*INSTRUCTIONS TO FOLLOW*. Repeat the listing in full. Nothing may be added or left out.

-- START --

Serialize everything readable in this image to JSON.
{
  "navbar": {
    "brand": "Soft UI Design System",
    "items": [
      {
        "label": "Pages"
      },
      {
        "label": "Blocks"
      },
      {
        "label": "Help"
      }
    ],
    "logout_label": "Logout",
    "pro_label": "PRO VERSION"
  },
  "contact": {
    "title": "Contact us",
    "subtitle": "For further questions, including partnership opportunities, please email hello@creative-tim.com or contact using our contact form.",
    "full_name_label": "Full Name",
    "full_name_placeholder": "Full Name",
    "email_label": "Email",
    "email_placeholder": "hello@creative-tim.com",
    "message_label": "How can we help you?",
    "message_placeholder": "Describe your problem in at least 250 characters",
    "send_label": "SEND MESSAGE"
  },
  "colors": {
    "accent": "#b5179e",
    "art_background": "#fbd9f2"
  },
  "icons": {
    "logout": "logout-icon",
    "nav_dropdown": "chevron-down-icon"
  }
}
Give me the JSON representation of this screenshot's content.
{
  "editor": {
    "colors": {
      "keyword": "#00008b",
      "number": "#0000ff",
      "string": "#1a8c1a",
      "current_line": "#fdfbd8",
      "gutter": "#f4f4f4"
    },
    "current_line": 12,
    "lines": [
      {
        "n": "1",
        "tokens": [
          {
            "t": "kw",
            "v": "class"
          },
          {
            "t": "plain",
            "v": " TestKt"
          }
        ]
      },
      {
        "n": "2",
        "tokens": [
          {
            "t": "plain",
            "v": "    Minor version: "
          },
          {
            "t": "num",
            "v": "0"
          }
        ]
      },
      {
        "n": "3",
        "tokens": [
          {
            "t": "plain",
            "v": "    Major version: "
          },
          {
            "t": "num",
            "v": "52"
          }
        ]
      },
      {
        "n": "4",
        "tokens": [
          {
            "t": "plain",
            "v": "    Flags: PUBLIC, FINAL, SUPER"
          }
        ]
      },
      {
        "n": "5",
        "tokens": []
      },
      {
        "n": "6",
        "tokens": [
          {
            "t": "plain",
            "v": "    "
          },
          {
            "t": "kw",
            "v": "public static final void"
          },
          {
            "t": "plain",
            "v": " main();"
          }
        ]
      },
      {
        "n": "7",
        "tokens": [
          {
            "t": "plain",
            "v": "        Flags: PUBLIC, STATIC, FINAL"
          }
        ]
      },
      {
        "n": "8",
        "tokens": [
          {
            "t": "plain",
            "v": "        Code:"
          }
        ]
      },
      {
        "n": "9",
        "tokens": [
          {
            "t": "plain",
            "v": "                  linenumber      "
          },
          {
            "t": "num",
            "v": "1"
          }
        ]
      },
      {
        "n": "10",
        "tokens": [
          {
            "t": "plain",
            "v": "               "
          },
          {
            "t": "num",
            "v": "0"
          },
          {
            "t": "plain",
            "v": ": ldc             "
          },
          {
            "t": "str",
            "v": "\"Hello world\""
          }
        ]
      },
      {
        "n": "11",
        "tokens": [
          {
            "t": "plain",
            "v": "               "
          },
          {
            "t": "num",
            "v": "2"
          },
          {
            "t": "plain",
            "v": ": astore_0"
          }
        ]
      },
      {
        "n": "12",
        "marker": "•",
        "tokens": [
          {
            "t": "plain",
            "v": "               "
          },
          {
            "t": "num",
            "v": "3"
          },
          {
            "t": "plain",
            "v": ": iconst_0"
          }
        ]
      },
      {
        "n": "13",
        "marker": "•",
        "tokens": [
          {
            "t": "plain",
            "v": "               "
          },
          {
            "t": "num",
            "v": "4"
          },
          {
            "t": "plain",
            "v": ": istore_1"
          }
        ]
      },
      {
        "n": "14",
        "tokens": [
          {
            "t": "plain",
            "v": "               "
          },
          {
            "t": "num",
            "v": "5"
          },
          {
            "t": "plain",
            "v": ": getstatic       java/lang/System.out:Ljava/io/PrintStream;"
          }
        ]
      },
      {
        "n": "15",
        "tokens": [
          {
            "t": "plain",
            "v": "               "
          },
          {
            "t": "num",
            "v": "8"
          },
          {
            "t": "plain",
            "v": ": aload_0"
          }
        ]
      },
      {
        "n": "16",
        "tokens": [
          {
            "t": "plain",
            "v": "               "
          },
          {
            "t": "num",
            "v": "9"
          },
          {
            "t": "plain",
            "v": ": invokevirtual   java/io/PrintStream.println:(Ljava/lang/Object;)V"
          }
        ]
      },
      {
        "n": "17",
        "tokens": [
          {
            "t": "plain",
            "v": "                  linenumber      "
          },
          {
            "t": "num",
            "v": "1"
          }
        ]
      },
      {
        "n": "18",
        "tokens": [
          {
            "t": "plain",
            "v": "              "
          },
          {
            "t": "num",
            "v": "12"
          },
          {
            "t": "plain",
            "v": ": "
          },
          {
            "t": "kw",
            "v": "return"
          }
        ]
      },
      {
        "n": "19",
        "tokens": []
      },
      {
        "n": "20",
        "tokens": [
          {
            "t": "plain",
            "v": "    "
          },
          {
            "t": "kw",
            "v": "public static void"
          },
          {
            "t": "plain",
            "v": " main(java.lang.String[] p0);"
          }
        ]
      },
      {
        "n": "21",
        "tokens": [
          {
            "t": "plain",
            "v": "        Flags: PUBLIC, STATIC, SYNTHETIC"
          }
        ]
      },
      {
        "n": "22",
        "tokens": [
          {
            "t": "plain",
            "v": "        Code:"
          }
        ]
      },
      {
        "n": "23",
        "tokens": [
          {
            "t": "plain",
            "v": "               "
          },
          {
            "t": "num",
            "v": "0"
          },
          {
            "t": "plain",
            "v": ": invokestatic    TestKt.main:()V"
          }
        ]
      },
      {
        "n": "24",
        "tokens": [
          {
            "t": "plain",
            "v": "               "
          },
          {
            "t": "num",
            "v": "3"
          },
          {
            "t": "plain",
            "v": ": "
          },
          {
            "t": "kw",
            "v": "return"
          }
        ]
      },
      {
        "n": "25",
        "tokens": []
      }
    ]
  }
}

-- END --

*ANSWER TO THE TASK*.
Serialize everything readable in this image to JSON.
{
  "navbar": {
    "brand": "Soft UI Design System",
    "items": [
      {
        "label": "Pages"
      },
      {
        "label": "Blocks"
      },
      {
        "label": "Help"
      }
    ],
    "logout_label": "Logout",
    "pro_label": "PRO VERSION"
  },
  "contact": {
    "title": "Contact us",
    "subtitle": "For further questions, including partnership opportunities, please email hello@creative-tim.com or contact using our contact form.",
    "full_name_label": "Full Name",
    "full_name_placeholder": "Full Name",
    "email_label": "Email",
    "email_placeholder": "hello@creative-tim.com",
    "message_label": "How can we help you?",
    "message_placeholder": "Describe your problem in at least 250 characters",
    "send_label": "SEND MESSAGE"
  },
  "colors": {
    "accent": "#b5179e",
    "art_background": "#fbd9f2"
  },
  "icons": {
    "logout": "logout-icon",
    "nav_dropdown": "chevron-down-icon"
  }
}
Give me the JSON representation of this screenshot's content.
{
  "editor": {
    "colors": {
      "keyword": "#00008b",
      "number": "#0000ff",
      "string": "#1a8c1a",
      "current_line": "#fdfbd8",
      "gutter": "#f4f4f4"
    },
    "current_line": 12,
    "lines": [
      {
        "n": "1",
        "tokens": [
          {
            "t": "kw",
            "v": "class"
          },
          {
            "t": "plain",
            "v": " TestKt"
          }
        ]
      },
      {
        "n": "2",
        "tokens": [
          {
            "t": "plain",
            "v": "    Minor version: "
          },
          {
            "t": "num",
            "v": "0"
          }
        ]
      },
      {
        "n": "3",
        "tokens": [
          {
            "t": "plain",
            "v": "    Major version: "
          },
          {
            "t": "num",
            "v": "52"
          }
        ]
      },
      {
        "n": "4",
        "tokens": [
          {
            "t": "plain",
            "v": "    Flags: PUBLIC, FINAL, SUPER"
          }
        ]
      },
      {
        "n": "5",
        "tokens": []
      },
      {
        "n": "6",
        "tokens": [
          {
            "t": "plain",
            "v": "    "
          },
          {
            "t": "kw",
            "v": "public static final void"
          },
          {
            "t": "plain",
            "v": " main();"
          }
        ]
      },
      {
        "n": "7",
        "tokens": [
          {
            "t": "plain",
            "v": "        Flags: PUBLIC, STATIC, FINAL"
          }
        ]
      },
      {
        "n": "8",
        "tokens": [
          {
            "t": "plain",
            "v": "        Code:"
          }
        ]
      },
      {
        "n": "9",
        "tokens": [
          {
            "t": "plain",
            "v": "                  linenumber      "
          },
          {
            "t": "num",
            "v": "1"
          }
        ]
      },
      {
        "n": "10",
        "tokens": [
          {
            "t": "plain",
            "v": "               "
          },
          {
            "t": "num",
            "v": "0"
          },
          {
            "t": "plain",
            "v": ": ldc             "
          },
          {
            "t": "str",
            "v": "\"Hello world\""
          }
        ]
      },
      {
        "n": "11",
        "tokens": [
          {
            "t": "plain",
            "v": "               "
          },
          {
            "t": "num",
            "v": "2"
          },
          {
            "t": "plain",
            "v": ": astore_0"
          }
        ]
      },
      {
        "n": "12",
        "marker": "•",
        "tokens": [
          {
            "t": "plain",
            "v": "               "
          },
          {
            "t": "num",
            "v": "3"
          },
          {
            "t": "plain",
            "v": ": iconst_0"
          }
        ]
      },
      {
        "n": "13",
        "marker": "•",
        "tokens": [
          {
            "t": "plain",
            "v": "               "
          },
          {
            "t": "num",
            "v": "4"
          },
          {
            "t": "plain",
            "v": ": istore_1"
          }
        ]
      },
      {
        "n": "14",
        "tokens": [
          {
            "t": "plain",
            "v": "               "
          },
          {
            "t": "num",
            "v": "5"
          },
          {
            "t": "plain",
            "v": ": getstatic       java/lang/System.out:Ljava/io/PrintStream;"
          }
        ]
      },
      {
        "n": "15",
        "tokens": [
          {
            "t": "plain",
            "v": "               "
          },
          {
            "t": "num",
            "v": "8"
          },
          {
            "t": "plain",
            "v": ": aload_0"
          }
        ]
      },
      {
        "n": "16",
        "tokens": [
          {
            "t": "plain",
            "v": "               "
          },
          {
            "t": "num",
            "v": "9"
          },
          {
            "t": "plain",
            "v": ": invokevirtual   java/io/PrintStream.println:(Ljava/lang/Object;)V"
          }
        ]
      },
      {
        "n": "17",
        "tokens": [
          {
            "t": "plain",
            "v": "                  linenumber      "
          },
          {
            "t": "num",
            "v": "1"
          }
        ]
      },
      {
        "n": "18",
        "tokens": [
          {
            "t": "plain",
            "v": "              "
          },
          {
            "t": "num",
            "v": "12"
          },
          {
            "t": "plain",
            "v": ": "
          },
          {
            "t": "kw",
            "v": "return"
          }
        ]
      },
      {
        "n": "19",
        "tokens": []
      },
      {
        "n": "20",
        "tokens": [
          {
            "t": "plain",
            "v": "    "
          },
          {
            "t": "kw",
            "v": "public static void"
          },
          {
            "t": "plain",
            "v": " main(java.lang.String[] p0);"
          }
        ]
      },
      {
        "n": "21",
        "tokens": [
          {
            "t": "plain",
            "v": "        Flags: PUBLIC, STATIC, SYNTHETIC"
          }
        ]
      },
      {
        "n": "22",
        "tokens": [
          {
            "t": "plain",
            "v": "        Code:"
          }
        ]
      },
      {
        "n": "23",
        "tokens": [
          {
            "t": "plain",
            "v": "               "
          },
          {
            "t": "num",
            "v": "0"
          },
          {
            "t": "plain",
            "v": ": invokestatic    TestKt.main:()V"
          }
        ]
      },
      {
        "n": "24",
        "tokens": [
          {
            "t": "plain",
            "v": "               "
          },
          {
            "t": "num",
            "v": "3"
          },
          {
            "t": "plain",
            "v": ": "
          },
          {
            "t": "kw",
            "v": "return"
          }
        ]
      },
      {
        "n": "25",
        "tokens": []
      }
    ]
  }
}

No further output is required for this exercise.